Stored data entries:
---*---
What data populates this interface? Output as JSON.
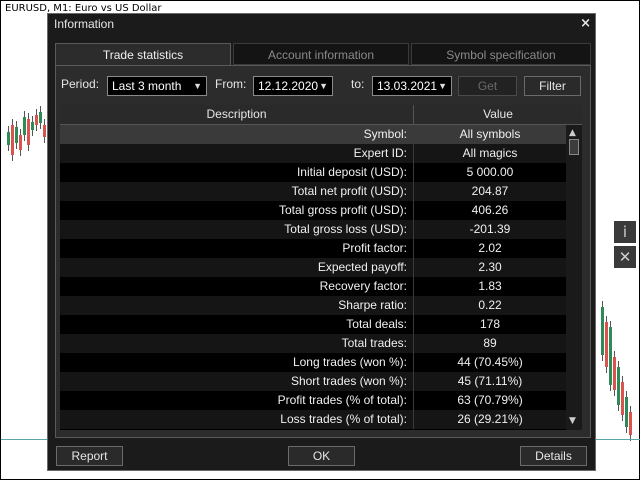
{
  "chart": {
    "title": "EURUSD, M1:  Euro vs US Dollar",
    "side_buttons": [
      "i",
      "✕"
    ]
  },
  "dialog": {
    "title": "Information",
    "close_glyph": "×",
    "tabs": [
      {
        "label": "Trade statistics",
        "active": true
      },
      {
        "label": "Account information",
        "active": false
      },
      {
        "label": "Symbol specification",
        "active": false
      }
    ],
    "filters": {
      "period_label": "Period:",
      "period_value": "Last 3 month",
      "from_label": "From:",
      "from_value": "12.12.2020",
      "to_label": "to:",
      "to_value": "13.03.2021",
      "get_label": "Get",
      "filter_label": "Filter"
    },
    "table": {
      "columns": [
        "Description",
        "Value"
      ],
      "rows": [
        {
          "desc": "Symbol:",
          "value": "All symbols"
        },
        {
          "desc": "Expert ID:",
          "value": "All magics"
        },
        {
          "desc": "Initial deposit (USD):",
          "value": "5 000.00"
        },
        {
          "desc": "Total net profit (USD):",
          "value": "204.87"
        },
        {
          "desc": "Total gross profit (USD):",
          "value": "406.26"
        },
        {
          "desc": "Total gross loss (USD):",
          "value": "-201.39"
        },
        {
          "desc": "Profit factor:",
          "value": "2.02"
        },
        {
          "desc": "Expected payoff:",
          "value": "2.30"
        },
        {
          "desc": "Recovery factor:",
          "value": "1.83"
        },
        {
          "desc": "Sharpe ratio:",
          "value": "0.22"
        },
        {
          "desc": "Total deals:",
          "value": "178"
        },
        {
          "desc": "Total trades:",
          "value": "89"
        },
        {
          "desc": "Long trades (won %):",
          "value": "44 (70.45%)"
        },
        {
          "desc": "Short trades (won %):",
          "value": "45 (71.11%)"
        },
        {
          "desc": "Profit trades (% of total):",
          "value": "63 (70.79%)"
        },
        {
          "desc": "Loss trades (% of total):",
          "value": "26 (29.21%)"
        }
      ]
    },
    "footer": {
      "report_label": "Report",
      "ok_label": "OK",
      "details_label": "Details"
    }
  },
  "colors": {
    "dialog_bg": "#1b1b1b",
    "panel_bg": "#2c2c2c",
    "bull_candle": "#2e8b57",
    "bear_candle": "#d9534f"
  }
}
---*---
AIM OF THE TASK -
Across the material above, count every line holding "factor" and write down only the number.

EXERCISE ANSWER -
2